§ **Text shown**:
◆ ◆ ◆ ◆ ◆

According to a particularly advantageous idea of the invention, it is provided that a preliminary stage of the at least one reinforcement element is introduced into the semi-finished product during the production of the tubular metallic semi-finished product before the hydroforming. This embodiment of the invention advantageously means that no separate work step is necessary to introduce a corresponding reinforcing element into the semi-finished product after internal high-pressure forming in order to complete the profile component to be produced.

It has proven to be particularly advantageous here if the semi-finished product, together with the preliminary stage of the at least one reinforcement element, is produced by means of roll forming and subsequent welding. According to this idea of the invention, a flat metal sheet can be formed by rolling in such a way that the semi-finished product is present as a hollow profile component in which a reinforcing element—for example in the form of a web or a hollow chamber inside the semi-finished product—is already present. In order to finally achieve a tubular semi-finished product, the ends of the starting sheet metal must be welded to the formed walls of the semi-finished product in such a way that it assumes its tubular shape.

It is particularly advantageous that the preliminary stage of the at least one reinforcement element is formed as at least one bar element bent perpendicularly to the longitudinal extension of the semi-finished product, the bending of this bar element being reduced or eliminated during the hydroforming of the semi-finished product. This embodiment of the invention is particularly advantageous since the reinforcing element does not experience any internal elongation during internal high-pressure forming of the semi-finished product, which is associated with an expansion of the tubular cross-section of the semi-finished product, but is simply stretched by reducing the bending.

According to the invention, bending is to be understood here as meaning that the reinforcing element has an intended length storage in the form of a bow, a bead or the like.

◆ ◆ ◆ ◆ ◆

§ **Provided records**:
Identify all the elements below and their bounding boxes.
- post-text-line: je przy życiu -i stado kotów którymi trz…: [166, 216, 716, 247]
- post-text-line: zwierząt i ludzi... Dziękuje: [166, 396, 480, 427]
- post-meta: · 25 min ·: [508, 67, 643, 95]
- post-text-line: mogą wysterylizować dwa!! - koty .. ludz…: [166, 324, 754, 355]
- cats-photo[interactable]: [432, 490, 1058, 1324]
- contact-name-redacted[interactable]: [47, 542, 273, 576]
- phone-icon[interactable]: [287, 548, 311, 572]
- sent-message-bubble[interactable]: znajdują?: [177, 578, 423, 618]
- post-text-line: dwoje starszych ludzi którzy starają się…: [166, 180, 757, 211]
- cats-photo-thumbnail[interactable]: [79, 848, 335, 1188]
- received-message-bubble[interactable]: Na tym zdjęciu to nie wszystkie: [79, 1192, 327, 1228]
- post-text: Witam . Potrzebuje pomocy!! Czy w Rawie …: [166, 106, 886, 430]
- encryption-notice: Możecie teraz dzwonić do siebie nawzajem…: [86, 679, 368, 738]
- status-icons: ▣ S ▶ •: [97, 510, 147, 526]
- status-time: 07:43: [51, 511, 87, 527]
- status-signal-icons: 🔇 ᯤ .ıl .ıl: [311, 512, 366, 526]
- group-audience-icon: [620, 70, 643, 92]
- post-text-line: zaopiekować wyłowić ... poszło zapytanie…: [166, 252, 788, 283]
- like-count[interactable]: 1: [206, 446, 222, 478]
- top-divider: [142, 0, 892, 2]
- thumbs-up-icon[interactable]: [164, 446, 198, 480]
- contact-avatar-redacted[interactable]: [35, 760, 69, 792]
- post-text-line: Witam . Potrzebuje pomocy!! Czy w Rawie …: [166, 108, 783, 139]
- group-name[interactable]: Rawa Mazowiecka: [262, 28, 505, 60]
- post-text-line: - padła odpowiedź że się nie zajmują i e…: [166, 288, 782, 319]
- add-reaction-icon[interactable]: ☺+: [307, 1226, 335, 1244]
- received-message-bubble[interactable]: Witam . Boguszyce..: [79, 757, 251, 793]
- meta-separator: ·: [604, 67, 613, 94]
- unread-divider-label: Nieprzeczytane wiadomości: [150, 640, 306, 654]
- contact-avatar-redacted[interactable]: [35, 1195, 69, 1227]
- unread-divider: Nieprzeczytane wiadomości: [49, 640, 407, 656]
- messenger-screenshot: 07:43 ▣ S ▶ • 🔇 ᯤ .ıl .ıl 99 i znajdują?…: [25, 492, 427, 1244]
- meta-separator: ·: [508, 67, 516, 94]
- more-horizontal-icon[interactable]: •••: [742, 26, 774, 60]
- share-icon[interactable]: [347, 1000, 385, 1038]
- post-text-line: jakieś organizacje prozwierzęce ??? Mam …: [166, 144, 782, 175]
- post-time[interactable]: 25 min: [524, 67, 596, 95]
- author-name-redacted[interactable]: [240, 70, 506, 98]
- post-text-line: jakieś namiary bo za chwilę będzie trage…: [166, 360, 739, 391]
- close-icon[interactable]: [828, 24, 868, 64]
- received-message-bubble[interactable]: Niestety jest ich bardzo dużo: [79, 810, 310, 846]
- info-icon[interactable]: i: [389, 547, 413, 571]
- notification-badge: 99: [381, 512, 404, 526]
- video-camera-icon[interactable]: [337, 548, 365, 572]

◆ ◆ ◆ ◆ ◆

§ **Job 1**: Can you repeat the hydroforming passage word for word, starting with "It is particularly" and going on through "reducing the bending."?
§ **Job 2**: According to the hydroforming passage, how can the semi-finished product be produced together with the preliminary stage of the at least one reinforcement element?
These entries come from a different source.

§ **Task result 1**:
It is particularly advantageous that the preliminary stage of the at least one reinforcement element is formed as at least one bar element bent perpendicularly to the longitudinal extension of the semi-finished product, the bending of this bar element being reduced or eliminated during the hydroforming of the semi-finished product. This embodiment of the invention is particularly advantageous since the reinforcing element does not experience any internal elongation during internal high-pressure forming of the semi-finished product, which is associated with an expansion of the tubular cross-section of the semi-finished product, but is simply stretched by reducing the bending.

§ **Task result 2**: By roll forming and subsequent welding.